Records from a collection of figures
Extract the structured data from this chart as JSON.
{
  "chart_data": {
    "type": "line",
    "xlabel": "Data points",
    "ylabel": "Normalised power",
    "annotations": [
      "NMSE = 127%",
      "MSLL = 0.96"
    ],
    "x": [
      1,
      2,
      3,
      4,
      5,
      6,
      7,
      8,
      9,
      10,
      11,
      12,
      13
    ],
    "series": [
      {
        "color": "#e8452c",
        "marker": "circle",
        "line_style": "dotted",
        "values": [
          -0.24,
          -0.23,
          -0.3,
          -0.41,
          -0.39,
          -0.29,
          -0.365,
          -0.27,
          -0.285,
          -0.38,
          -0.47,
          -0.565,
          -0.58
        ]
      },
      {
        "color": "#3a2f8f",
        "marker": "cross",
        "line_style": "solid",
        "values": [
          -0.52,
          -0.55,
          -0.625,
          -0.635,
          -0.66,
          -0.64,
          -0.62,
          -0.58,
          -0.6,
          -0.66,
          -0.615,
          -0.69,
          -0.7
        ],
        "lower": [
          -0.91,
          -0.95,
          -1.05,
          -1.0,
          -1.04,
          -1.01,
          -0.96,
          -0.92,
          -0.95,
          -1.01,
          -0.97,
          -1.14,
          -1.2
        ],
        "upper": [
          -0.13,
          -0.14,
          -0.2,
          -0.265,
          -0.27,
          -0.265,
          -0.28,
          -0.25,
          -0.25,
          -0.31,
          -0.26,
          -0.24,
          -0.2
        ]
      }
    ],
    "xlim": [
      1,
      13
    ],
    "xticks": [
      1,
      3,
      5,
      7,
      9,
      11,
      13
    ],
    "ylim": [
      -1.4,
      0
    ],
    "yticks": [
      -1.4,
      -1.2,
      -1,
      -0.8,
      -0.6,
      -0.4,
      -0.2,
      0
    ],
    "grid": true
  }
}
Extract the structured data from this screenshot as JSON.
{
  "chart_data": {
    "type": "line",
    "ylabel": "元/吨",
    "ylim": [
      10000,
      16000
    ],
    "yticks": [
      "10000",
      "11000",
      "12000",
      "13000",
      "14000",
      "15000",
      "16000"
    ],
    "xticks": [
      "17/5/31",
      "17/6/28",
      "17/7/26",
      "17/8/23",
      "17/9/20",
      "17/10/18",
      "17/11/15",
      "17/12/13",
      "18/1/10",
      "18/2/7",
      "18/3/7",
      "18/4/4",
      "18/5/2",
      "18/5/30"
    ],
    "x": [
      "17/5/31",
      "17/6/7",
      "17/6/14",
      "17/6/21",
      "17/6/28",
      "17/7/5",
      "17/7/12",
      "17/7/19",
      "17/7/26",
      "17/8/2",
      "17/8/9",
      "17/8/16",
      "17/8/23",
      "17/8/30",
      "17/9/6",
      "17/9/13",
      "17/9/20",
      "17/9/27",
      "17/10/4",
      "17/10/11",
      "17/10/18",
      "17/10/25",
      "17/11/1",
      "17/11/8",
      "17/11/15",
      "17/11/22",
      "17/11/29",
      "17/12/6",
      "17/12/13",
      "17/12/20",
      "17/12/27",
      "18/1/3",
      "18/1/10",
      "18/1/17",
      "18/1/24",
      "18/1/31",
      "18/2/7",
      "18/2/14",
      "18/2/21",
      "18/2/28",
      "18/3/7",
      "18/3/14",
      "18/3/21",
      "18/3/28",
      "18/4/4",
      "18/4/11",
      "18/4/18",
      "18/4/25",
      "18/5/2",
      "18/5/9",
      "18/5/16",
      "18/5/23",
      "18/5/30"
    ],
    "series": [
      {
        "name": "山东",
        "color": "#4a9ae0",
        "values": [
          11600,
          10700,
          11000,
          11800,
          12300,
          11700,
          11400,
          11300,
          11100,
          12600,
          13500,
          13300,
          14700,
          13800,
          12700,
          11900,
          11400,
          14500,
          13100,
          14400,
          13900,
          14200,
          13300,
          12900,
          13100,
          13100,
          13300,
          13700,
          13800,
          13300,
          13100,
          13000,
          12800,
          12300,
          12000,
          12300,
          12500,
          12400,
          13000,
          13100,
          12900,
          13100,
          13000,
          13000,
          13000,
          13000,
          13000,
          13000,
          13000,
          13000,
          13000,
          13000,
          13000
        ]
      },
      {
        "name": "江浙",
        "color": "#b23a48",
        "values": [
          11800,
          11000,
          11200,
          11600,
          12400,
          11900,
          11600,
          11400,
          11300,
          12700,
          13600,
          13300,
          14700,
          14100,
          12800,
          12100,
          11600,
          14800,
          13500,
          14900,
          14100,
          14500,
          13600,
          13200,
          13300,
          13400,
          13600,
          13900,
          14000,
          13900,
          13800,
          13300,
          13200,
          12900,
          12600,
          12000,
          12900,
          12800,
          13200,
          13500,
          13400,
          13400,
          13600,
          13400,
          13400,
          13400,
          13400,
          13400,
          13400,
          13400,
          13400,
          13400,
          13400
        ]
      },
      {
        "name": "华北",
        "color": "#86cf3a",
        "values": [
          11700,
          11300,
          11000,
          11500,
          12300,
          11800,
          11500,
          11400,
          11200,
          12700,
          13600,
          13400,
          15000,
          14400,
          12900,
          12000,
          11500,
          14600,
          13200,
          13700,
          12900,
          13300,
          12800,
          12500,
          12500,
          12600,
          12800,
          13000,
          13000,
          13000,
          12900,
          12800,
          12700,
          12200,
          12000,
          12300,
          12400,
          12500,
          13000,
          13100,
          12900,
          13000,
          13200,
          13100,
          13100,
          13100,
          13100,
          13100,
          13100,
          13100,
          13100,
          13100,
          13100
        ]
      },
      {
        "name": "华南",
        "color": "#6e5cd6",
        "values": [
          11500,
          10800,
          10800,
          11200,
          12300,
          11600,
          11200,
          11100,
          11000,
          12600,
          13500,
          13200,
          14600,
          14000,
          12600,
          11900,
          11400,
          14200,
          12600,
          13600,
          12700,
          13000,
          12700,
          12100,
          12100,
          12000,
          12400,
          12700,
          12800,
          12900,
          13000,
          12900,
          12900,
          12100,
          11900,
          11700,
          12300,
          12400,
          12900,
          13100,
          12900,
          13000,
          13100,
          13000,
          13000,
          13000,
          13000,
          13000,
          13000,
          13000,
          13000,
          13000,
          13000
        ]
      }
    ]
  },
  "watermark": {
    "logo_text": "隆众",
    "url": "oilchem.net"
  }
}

Your goal:
Pull out each line of the records holding the string "JSON".

Answer below:
Extract the structured data from this chart as JSON.
Extract the structured data from this screenshot as JSON.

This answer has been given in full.